• **The exercise**: Would you pull out every line of the material that contains the string "source"?

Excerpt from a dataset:
^^^^^^^^
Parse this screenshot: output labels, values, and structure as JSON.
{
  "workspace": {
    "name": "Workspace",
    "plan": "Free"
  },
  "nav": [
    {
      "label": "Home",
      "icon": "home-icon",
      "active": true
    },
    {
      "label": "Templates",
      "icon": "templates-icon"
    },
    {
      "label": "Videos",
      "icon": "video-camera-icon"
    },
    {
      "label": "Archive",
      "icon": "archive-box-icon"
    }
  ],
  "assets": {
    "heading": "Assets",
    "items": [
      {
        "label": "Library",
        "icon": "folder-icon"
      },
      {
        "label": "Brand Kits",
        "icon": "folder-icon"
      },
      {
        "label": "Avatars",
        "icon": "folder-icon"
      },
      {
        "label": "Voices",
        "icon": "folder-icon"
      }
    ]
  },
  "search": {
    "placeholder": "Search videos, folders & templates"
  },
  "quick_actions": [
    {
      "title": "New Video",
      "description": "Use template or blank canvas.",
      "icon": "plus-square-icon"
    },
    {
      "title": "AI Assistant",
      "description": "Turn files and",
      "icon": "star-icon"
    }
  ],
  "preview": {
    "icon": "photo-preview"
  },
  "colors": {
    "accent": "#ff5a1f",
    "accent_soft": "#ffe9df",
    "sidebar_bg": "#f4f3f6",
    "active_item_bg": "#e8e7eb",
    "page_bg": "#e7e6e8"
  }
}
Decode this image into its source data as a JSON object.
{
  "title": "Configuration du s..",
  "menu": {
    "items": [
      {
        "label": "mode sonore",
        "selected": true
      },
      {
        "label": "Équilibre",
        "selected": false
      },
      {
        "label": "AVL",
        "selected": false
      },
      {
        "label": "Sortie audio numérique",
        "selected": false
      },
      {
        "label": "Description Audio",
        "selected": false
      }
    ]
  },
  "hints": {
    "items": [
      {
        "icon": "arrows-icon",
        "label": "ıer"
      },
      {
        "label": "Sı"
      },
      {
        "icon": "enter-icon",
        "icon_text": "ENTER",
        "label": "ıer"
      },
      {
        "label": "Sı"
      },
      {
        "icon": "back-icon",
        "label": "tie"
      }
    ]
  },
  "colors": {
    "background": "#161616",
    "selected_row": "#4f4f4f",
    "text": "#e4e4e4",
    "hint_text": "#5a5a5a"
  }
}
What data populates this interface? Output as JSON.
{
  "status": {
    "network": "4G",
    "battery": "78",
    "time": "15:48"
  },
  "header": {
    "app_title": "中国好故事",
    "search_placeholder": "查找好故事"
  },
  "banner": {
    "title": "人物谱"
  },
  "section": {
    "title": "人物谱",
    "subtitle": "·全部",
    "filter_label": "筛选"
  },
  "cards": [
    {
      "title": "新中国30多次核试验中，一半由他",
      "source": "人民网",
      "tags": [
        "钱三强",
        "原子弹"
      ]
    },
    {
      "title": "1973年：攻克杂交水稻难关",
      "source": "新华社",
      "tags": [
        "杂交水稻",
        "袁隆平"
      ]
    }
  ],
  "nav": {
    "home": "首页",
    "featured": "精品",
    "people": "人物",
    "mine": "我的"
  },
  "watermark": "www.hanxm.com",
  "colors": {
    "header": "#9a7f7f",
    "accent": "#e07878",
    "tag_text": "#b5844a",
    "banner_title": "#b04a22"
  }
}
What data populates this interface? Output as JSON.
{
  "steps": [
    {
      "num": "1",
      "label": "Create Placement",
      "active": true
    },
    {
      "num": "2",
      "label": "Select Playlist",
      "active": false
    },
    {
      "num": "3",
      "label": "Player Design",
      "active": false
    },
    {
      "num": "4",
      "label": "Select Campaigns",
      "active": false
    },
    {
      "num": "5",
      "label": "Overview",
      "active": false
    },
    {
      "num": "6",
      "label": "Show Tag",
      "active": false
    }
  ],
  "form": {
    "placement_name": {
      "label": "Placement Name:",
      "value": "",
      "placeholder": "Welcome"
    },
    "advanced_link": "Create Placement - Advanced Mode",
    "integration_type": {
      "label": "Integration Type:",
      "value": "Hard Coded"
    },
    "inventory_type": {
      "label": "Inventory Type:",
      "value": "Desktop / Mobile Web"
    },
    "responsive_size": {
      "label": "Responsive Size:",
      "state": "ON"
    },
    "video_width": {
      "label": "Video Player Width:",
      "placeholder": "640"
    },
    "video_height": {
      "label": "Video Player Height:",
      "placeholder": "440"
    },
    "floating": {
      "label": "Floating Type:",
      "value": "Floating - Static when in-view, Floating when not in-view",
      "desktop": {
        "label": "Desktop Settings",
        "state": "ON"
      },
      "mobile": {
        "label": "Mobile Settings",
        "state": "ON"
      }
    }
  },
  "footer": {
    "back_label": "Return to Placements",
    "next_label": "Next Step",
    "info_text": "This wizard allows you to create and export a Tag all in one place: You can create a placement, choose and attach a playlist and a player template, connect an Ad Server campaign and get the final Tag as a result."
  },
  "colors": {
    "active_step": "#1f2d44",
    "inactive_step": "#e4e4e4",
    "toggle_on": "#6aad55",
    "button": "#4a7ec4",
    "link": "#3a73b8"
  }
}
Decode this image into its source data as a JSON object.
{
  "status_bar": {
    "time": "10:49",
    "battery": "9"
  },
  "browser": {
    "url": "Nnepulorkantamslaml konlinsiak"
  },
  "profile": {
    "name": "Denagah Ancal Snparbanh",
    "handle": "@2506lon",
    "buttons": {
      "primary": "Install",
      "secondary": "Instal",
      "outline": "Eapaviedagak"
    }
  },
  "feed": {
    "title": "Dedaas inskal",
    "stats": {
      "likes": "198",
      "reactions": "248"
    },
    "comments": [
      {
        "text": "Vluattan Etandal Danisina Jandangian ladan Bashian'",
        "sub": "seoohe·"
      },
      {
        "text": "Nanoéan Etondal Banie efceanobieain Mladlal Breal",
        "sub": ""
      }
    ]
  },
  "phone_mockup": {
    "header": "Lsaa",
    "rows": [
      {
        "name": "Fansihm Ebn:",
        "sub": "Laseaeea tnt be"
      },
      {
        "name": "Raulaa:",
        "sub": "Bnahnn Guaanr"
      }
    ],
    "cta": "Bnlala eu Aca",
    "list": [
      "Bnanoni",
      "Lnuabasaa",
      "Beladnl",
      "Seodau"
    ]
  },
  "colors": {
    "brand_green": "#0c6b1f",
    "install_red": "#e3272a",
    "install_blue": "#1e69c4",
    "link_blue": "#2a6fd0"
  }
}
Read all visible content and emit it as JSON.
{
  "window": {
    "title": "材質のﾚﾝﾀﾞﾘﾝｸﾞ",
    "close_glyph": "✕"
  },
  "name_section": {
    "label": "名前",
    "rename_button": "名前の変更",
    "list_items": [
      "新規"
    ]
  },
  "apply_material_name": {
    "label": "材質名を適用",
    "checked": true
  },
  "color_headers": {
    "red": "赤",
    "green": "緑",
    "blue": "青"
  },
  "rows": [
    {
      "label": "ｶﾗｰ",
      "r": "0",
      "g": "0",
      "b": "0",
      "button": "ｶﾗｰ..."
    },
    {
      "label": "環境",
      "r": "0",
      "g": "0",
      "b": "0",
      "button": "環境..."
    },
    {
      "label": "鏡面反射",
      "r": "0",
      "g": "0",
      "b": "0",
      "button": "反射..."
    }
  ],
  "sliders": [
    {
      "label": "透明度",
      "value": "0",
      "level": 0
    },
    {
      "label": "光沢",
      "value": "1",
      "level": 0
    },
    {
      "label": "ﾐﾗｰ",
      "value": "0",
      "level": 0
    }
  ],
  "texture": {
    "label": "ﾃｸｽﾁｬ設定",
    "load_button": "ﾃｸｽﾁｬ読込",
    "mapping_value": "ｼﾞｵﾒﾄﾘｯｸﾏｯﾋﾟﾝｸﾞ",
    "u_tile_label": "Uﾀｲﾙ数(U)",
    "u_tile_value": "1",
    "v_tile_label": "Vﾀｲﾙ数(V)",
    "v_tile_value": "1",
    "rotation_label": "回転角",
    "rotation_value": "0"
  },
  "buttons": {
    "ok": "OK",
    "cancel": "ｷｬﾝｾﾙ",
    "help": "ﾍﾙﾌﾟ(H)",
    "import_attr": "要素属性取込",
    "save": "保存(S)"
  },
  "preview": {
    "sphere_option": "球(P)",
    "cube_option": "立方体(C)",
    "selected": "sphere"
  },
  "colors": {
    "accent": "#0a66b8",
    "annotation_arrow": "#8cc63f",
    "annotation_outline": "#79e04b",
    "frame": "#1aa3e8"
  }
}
^^^^^^^^
• **The answer**:
Decode this image into its source data as a JSON object.
      "source": "人民网",
      "source": "新华社",
Decode this image into its source data as a JSON object.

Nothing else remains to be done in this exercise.